Please write out the rows from the line containing "anno-call2: 调用 xyxy=(650,530,678,550)" through the line containing "arrow xyxy=(254,50,256,80)", inclusive, and copy each one without any change.

──────── Extracted material

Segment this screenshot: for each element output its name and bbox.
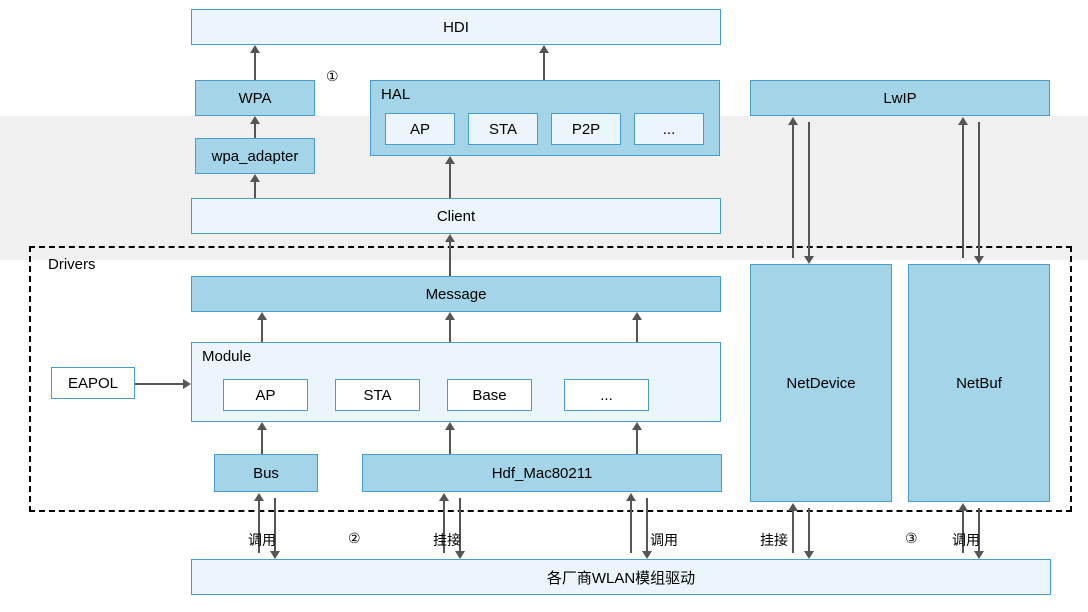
anno-call2: 调用 xyxy=(650,530,678,550)
bus-label: Bus xyxy=(253,465,279,482)
hal-ap-label: AP xyxy=(410,121,430,138)
arrow xyxy=(792,508,794,553)
arrow xyxy=(808,508,810,553)
arrow-head xyxy=(804,256,814,264)
anno-hook1: 挂接 xyxy=(433,530,461,550)
drivers-title: Drivers xyxy=(48,256,96,273)
module-more-label: ... xyxy=(600,387,613,404)
arrow-head xyxy=(788,117,798,125)
arrow-head xyxy=(257,312,267,320)
arrow-head xyxy=(445,312,455,320)
arrow xyxy=(449,160,451,198)
arrow-head xyxy=(445,156,455,164)
netdevice-label: NetDevice xyxy=(786,375,855,392)
module-base: Base xyxy=(447,379,532,411)
anno-call3: 调用 xyxy=(952,530,980,550)
hal-sta-label: STA xyxy=(489,121,517,138)
message-label: Message xyxy=(426,286,487,303)
arrow-head xyxy=(250,45,260,53)
arrow xyxy=(978,122,980,258)
module-title: Module xyxy=(202,348,251,365)
arrow-head xyxy=(250,116,260,124)
arrow-head xyxy=(183,379,191,389)
arrow-head xyxy=(958,117,968,125)
netbuf-box: NetBuf xyxy=(908,264,1050,502)
hal-ap: AP xyxy=(385,113,455,145)
vendor-box: 各厂商WLAN模组驱动 xyxy=(191,559,1051,595)
netbuf-label: NetBuf xyxy=(956,375,1002,392)
arrow xyxy=(543,50,545,80)
bus-box: Bus xyxy=(214,454,318,492)
hdfmac-box: Hdf_Mac80211 xyxy=(362,454,722,492)
arrow xyxy=(808,122,810,258)
arrow-head xyxy=(642,551,652,559)
wpa-label: WPA xyxy=(238,90,271,107)
arrow-head xyxy=(539,45,549,53)
client-box: Client xyxy=(191,198,721,234)
hdfmac-label: Hdf_Mac80211 xyxy=(492,465,593,482)
arrow xyxy=(254,50,256,80)
module-more: ... xyxy=(564,379,649,411)
arrow-head xyxy=(439,493,449,501)
arrow-head xyxy=(632,422,642,430)
eapol-box: EAPOL xyxy=(51,367,135,399)
module-ap: AP xyxy=(223,379,308,411)
module-sta: STA xyxy=(335,379,420,411)
num2: ② xyxy=(348,530,361,547)
arrow xyxy=(962,122,964,258)
arrow-head xyxy=(257,422,267,430)
anno-hook2: 挂接 xyxy=(760,530,788,550)
arrow-head xyxy=(788,503,798,511)
wpa-adapter-box: wpa_adapter xyxy=(195,138,315,174)
wpa-adapter-label: wpa_adapter xyxy=(212,148,299,165)
message-box: Message xyxy=(191,276,721,312)
arrow xyxy=(135,383,185,385)
arrow xyxy=(792,122,794,258)
arrow-head xyxy=(270,551,280,559)
arrow-head xyxy=(804,551,814,559)
wpa-box: WPA xyxy=(195,80,315,116)
lwip-box: LwIP xyxy=(750,80,1050,116)
arrow xyxy=(630,498,632,553)
anno-call1: 调用 xyxy=(248,530,276,550)
arrow-head xyxy=(632,312,642,320)
module-base-label: Base xyxy=(472,387,506,404)
vendor-label: 各厂商WLAN模组驱动 xyxy=(547,567,695,588)
lwip-label: LwIP xyxy=(883,90,916,107)
arrow-head xyxy=(974,551,984,559)
arrow xyxy=(449,238,451,276)
arrow-head xyxy=(958,503,968,511)
client-label: Client xyxy=(437,208,475,225)
arrow xyxy=(449,426,451,454)
arrow xyxy=(646,498,648,553)
num1: ① xyxy=(326,68,339,85)
hal-sta: STA xyxy=(468,113,538,145)
arrow-head xyxy=(445,422,455,430)
arrow xyxy=(261,426,263,454)
hal-more-label: ... xyxy=(663,121,676,138)
module-ap-label: AP xyxy=(255,387,275,404)
arrow-head xyxy=(974,256,984,264)
arrow-head xyxy=(445,234,455,242)
eapol-label: EAPOL xyxy=(68,375,118,392)
hdi-box: HDI xyxy=(191,9,721,45)
arrow-head xyxy=(254,493,264,501)
hdi-label: HDI xyxy=(443,19,469,36)
arrow-head xyxy=(455,551,465,559)
num3: ③ xyxy=(905,530,918,547)
hal-p2p-label: P2P xyxy=(572,121,600,138)
arrow xyxy=(636,426,638,454)
arrow-head xyxy=(626,493,636,501)
netdevice-box: NetDevice xyxy=(750,264,892,502)
hal-title: HAL xyxy=(381,86,410,103)
hal-more: ... xyxy=(634,113,704,145)
hal-p2p: P2P xyxy=(551,113,621,145)
arrow-head xyxy=(250,174,260,182)
module-sta-label: STA xyxy=(363,387,391,404)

────────────────

*Task output*.
anno-call2: 调用 xyxy=(650,530,678,550)
bus-label: Bus xyxy=(253,465,279,482)
hal-ap-label: AP xyxy=(410,121,430,138)
arrow xyxy=(792,508,794,553)
arrow xyxy=(808,508,810,553)
arrow-head xyxy=(804,256,814,264)
anno-hook1: 挂接 xyxy=(433,530,461,550)
drivers-title: Drivers xyxy=(48,256,96,273)
module-more-label: ... xyxy=(600,387,613,404)
arrow-head xyxy=(788,117,798,125)
arrow-head xyxy=(257,312,267,320)
arrow-head xyxy=(445,312,455,320)
arrow xyxy=(449,160,451,198)
arrow-head xyxy=(445,156,455,164)
netdevice-label: NetDevice xyxy=(786,375,855,392)
module-base: Base xyxy=(447,379,532,411)
anno-call3: 调用 xyxy=(952,530,980,550)
hal-sta-label: STA xyxy=(489,121,517,138)
message-label: Message xyxy=(426,286,487,303)
arrow-head xyxy=(250,45,260,53)
arrow xyxy=(978,122,980,258)
module-title: Module xyxy=(202,348,251,365)
arrow-head xyxy=(250,116,260,124)
arrow-head xyxy=(183,379,191,389)
arrow-head xyxy=(958,117,968,125)
netbuf-box: NetBuf xyxy=(908,264,1050,502)
hal-ap: AP xyxy=(385,113,455,145)
vendor-box: 各厂商WLAN模组驱动 xyxy=(191,559,1051,595)
netbuf-label: NetBuf xyxy=(956,375,1002,392)
arrow xyxy=(543,50,545,80)
bus-box: Bus xyxy=(214,454,318,492)
hdfmac-box: Hdf_Mac80211 xyxy=(362,454,722,492)
arrow xyxy=(808,122,810,258)
arrow-head xyxy=(642,551,652,559)
wpa-label: WPA xyxy=(238,90,271,107)
arrow-head xyxy=(539,45,549,53)
client-box: Client xyxy=(191,198,721,234)
hdfmac-label: Hdf_Mac80211 xyxy=(492,465,593,482)
arrow xyxy=(254,50,256,80)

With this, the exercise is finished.